> **Extracted material**:
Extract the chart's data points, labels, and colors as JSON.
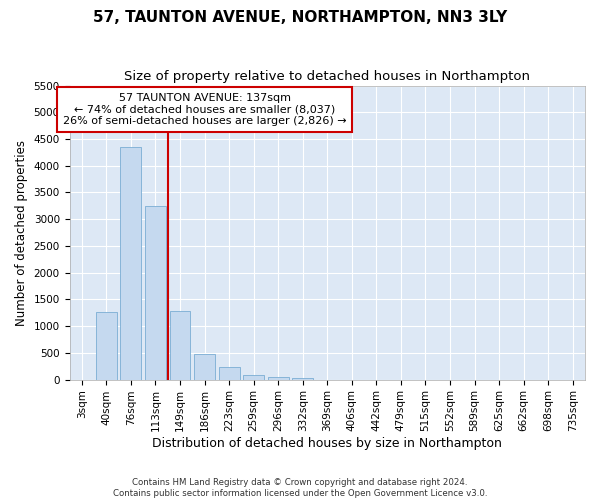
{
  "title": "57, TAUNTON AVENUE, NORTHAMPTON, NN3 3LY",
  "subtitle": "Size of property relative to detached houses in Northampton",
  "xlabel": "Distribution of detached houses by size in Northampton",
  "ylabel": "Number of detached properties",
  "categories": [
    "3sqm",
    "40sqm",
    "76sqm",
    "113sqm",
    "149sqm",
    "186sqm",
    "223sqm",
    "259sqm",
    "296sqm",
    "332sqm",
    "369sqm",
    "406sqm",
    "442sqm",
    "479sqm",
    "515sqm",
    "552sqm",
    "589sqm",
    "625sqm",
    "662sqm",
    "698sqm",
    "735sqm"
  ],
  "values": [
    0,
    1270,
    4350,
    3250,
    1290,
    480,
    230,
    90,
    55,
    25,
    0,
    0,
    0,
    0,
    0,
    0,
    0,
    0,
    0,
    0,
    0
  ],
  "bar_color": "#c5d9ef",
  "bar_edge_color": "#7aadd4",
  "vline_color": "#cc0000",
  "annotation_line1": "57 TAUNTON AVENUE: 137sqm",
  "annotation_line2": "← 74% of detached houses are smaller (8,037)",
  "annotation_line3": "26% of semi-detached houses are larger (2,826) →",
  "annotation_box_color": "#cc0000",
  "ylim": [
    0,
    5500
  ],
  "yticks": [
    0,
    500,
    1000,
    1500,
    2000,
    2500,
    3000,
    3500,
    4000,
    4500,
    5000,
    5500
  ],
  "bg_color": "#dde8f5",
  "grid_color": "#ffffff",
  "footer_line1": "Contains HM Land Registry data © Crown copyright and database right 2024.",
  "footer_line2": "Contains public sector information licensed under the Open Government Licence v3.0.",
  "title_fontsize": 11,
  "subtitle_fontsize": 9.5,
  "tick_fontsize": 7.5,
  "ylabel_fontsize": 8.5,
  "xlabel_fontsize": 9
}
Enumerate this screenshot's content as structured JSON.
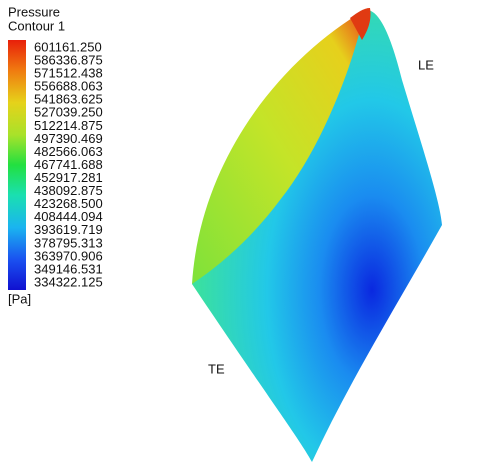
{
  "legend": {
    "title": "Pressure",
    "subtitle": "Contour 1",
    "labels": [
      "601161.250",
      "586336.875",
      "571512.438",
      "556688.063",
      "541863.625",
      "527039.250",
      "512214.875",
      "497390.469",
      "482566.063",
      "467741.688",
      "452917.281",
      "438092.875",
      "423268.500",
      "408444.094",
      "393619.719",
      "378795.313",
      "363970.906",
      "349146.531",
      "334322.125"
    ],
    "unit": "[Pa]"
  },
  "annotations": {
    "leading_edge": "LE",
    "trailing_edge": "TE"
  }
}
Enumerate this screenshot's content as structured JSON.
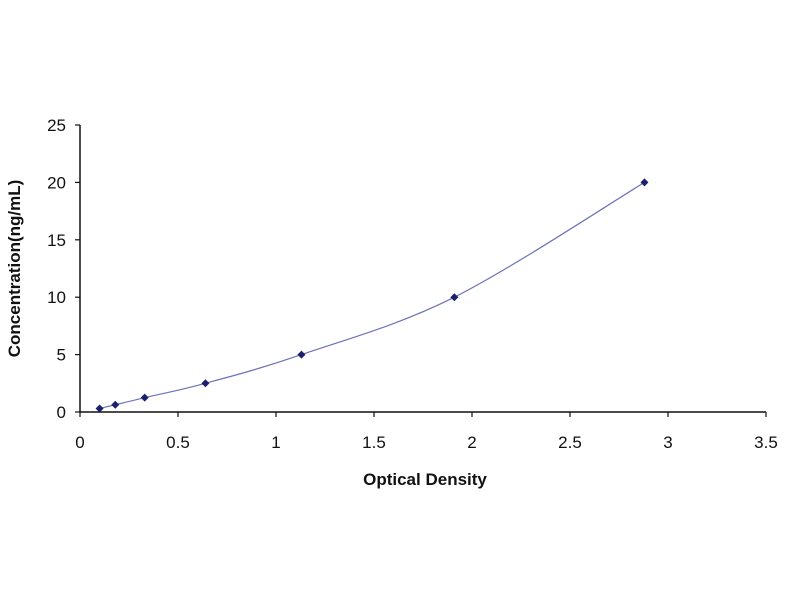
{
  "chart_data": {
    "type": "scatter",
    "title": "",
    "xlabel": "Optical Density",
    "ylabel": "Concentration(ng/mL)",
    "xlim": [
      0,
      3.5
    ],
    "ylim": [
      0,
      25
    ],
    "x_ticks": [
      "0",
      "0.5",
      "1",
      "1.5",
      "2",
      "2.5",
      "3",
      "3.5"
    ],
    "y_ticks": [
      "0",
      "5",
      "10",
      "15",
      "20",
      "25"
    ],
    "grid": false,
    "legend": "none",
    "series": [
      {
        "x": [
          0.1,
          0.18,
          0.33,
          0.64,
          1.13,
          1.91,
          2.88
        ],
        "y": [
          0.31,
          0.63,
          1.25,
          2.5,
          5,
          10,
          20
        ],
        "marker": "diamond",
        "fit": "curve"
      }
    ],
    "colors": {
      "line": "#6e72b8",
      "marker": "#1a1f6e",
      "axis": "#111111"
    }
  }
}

> **The request**: Write out the records above exactly as they stand, leaving out every picture.

> **Worked answer**:
Extract the chart's data points, labels, and colors as JSON.
{
  "title": "57, TAUNTON AVENUE, NORTHAMPTON, NN3 3LY",
  "subtitle": "Size of property relative to detached houses in Northampton",
  "xlabel": "Distribution of detached houses by size in Northampton",
  "ylabel": "Number of detached properties",
  "categories": [
    "3sqm",
    "40sqm",
    "76sqm",
    "113sqm",
    "149sqm",
    "186sqm",
    "223sqm",
    "259sqm",
    "296sqm",
    "332sqm",
    "369sqm",
    "406sqm",
    "442sqm",
    "479sqm",
    "515sqm",
    "552sqm",
    "589sqm",
    "625sqm",
    "662sqm",
    "698sqm",
    "735sqm"
  ],
  "values": [
    0,
    1270,
    4350,
    3250,
    1290,
    480,
    230,
    90,
    55,
    25,
    0,
    0,
    0,
    0,
    0,
    0,
    0,
    0,
    0,
    0,
    0
  ],
  "bar_color": "#c5d9ef",
  "bar_edge_color": "#7aadd4",
  "vline_color": "#cc0000",
  "annotation_line1": "57 TAUNTON AVENUE: 137sqm",
  "annotation_line2": "← 74% of detached houses are smaller (8,037)",
  "annotation_line3": "26% of semi-detached houses are larger (2,826) →",
  "annotation_box_color": "#cc0000",
  "ylim": [
    0,
    5500
  ],
  "yticks": [
    0,
    500,
    1000,
    1500,
    2000,
    2500,
    3000,
    3500,
    4000,
    4500,
    5000,
    5500
  ],
  "bg_color": "#dde8f5",
  "grid_color": "#ffffff",
  "footer_line1": "Contains HM Land Registry data © Crown copyright and database right 2024.",
  "footer_line2": "Contains public sector information licensed under the Open Government Licence v3.0.",
  "title_fontsize": 11,
  "subtitle_fontsize": 9.5,
  "tick_fontsize": 7.5,
  "ylabel_fontsize": 8.5,
  "xlabel_fontsize": 9
}
Enumerate this screenshot's content as structured JSON.
{
  "legend": {
    "title": "Pressure",
    "subtitle": "Contour 1",
    "labels": [
      "601161.250",
      "586336.875",
      "571512.438",
      "556688.063",
      "541863.625",
      "527039.250",
      "512214.875",
      "497390.469",
      "482566.063",
      "467741.688",
      "452917.281",
      "438092.875",
      "423268.500",
      "408444.094",
      "393619.719",
      "378795.313",
      "363970.906",
      "349146.531",
      "334322.125"
    ],
    "unit": "[Pa]"
  },
  "annotations": {
    "leading_edge": "LE",
    "trailing_edge": "TE"
  }
}
Enumerate this screenshot's content as structured JSON.
{
  "chart_data": {
    "type": "scatter",
    "title": "",
    "xlabel": "Optical Density",
    "ylabel": "Concentration(ng/mL)",
    "xlim": [
      0,
      3.5
    ],
    "ylim": [
      0,
      25
    ],
    "x_ticks": [
      "0",
      "0.5",
      "1",
      "1.5",
      "2",
      "2.5",
      "3",
      "3.5"
    ],
    "y_ticks": [
      "0",
      "5",
      "10",
      "15",
      "20",
      "25"
    ],
    "grid": false,
    "legend": "none",
    "series": [
      {
        "x": [
          0.1,
          0.18,
          0.33,
          0.64,
          1.13,
          1.91,
          2.88
        ],
        "y": [
          0.31,
          0.63,
          1.25,
          2.5,
          5,
          10,
          20
        ],
        "marker": "diamond",
        "fit": "curve"
      }
    ],
    "colors": {
      "line": "#6e72b8",
      "marker": "#1a1f6e",
      "axis": "#111111"
    }
  }
}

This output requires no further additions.